Stored data:
★ ★ ★

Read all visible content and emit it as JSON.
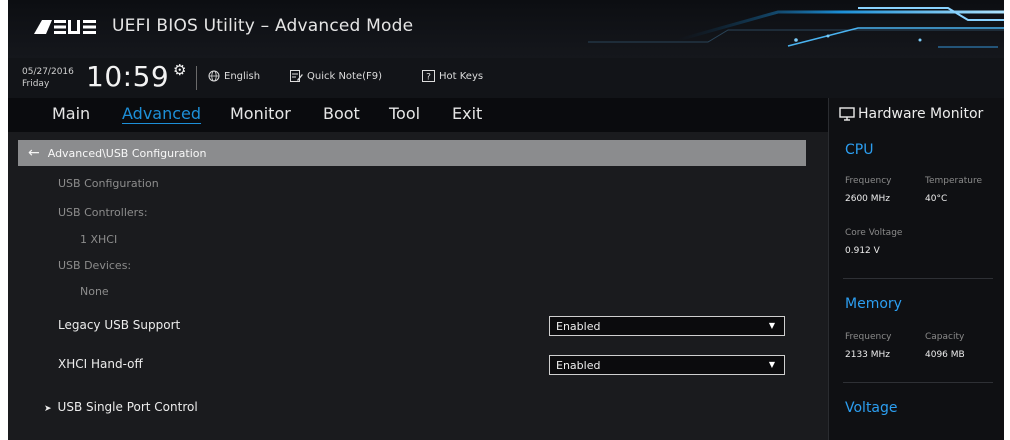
{
  "title_bar": {
    "brand": "ASUS",
    "app_title": "UEFI BIOS Utility – Advanced Mode"
  },
  "info_bar": {
    "date": "05/27/2016",
    "day": "Friday",
    "time": "10:59",
    "language": "English",
    "quick_note": "Quick Note(F9)",
    "hot_keys": "Hot Keys"
  },
  "menu": [
    {
      "label": "Main",
      "active": false
    },
    {
      "label": "Advanced",
      "active": true
    },
    {
      "label": "Monitor",
      "active": false
    },
    {
      "label": "Boot",
      "active": false
    },
    {
      "label": "Tool",
      "active": false
    },
    {
      "label": "Exit",
      "active": false
    }
  ],
  "main": {
    "breadcrumb": "Advanced\\USB Configuration",
    "info_lines": [
      "USB Configuration",
      "USB Controllers:",
      "1 XHCI",
      "USB Devices:",
      "None"
    ],
    "options": [
      {
        "label": "Legacy USB Support",
        "value": "Enabled"
      },
      {
        "label": "XHCI Hand-off",
        "value": "Enabled"
      }
    ],
    "submenu": "USB Single Port Control"
  },
  "hardware_monitor": {
    "title": "Hardware Monitor",
    "cpu": {
      "section": "CPU",
      "frequency_label": "Frequency",
      "frequency_value": "2600 MHz",
      "temperature_label": "Temperature",
      "temperature_value": "40°C",
      "core_voltage_label": "Core Voltage",
      "core_voltage_value": "0.912 V"
    },
    "memory": {
      "section": "Memory",
      "frequency_label": "Frequency",
      "frequency_value": "2133 MHz",
      "capacity_label": "Capacity",
      "capacity_value": "4096 MB"
    },
    "voltage": {
      "section": "Voltage"
    }
  },
  "colors": {
    "accent": "#1d8fd8",
    "section_blue": "#2c9ef0",
    "breadcrumb_bg": "#8b8c8e"
  }
}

★ ★ ★

YOUR TASK: Copy every line above word for word and exclude the pictures.

RESULT FOR THIS TASK:
Read all visible content and emit it as JSON.
{
  "title_bar": {
    "brand": "ASUS",
    "app_title": "UEFI BIOS Utility – Advanced Mode"
  },
  "info_bar": {
    "date": "05/27/2016",
    "day": "Friday",
    "time": "10:59",
    "language": "English",
    "quick_note": "Quick Note(F9)",
    "hot_keys": "Hot Keys"
  },
  "menu": [
    {
      "label": "Main",
      "active": false
    },
    {
      "label": "Advanced",
      "active": true
    },
    {
      "label": "Monitor",
      "active": false
    },
    {
      "label": "Boot",
      "active": false
    },
    {
      "label": "Tool",
      "active": false
    },
    {
      "label": "Exit",
      "active": false
    }
  ],
  "main": {
    "breadcrumb": "Advanced\\USB Configuration",
    "info_lines": [
      "USB Configuration",
      "USB Controllers:",
      "1 XHCI",
      "USB Devices:",
      "None"
    ],
    "options": [
      {
        "label": "Legacy USB Support",
        "value": "Enabled"
      },
      {
        "label": "XHCI Hand-off",
        "value": "Enabled"
      }
    ],
    "submenu": "USB Single Port Control"
  },
  "hardware_monitor": {
    "title": "Hardware Monitor",
    "cpu": {
      "section": "CPU",
      "frequency_label": "Frequency",
      "frequency_value": "2600 MHz",
      "temperature_label": "Temperature",
      "temperature_value": "40°C",
      "core_voltage_label": "Core Voltage",
      "core_voltage_value": "0.912 V"
    },
    "memory": {
      "section": "Memory",
      "frequency_label": "Frequency",
      "frequency_value": "2133 MHz",
      "capacity_label": "Capacity",
      "capacity_value": "4096 MB"
    },
    "voltage": {
      "section": "Voltage"
    }
  },
  "colors": {
    "accent": "#1d8fd8",
    "section_blue": "#2c9ef0",
    "breadcrumb_bg": "#8b8c8e"
  }
}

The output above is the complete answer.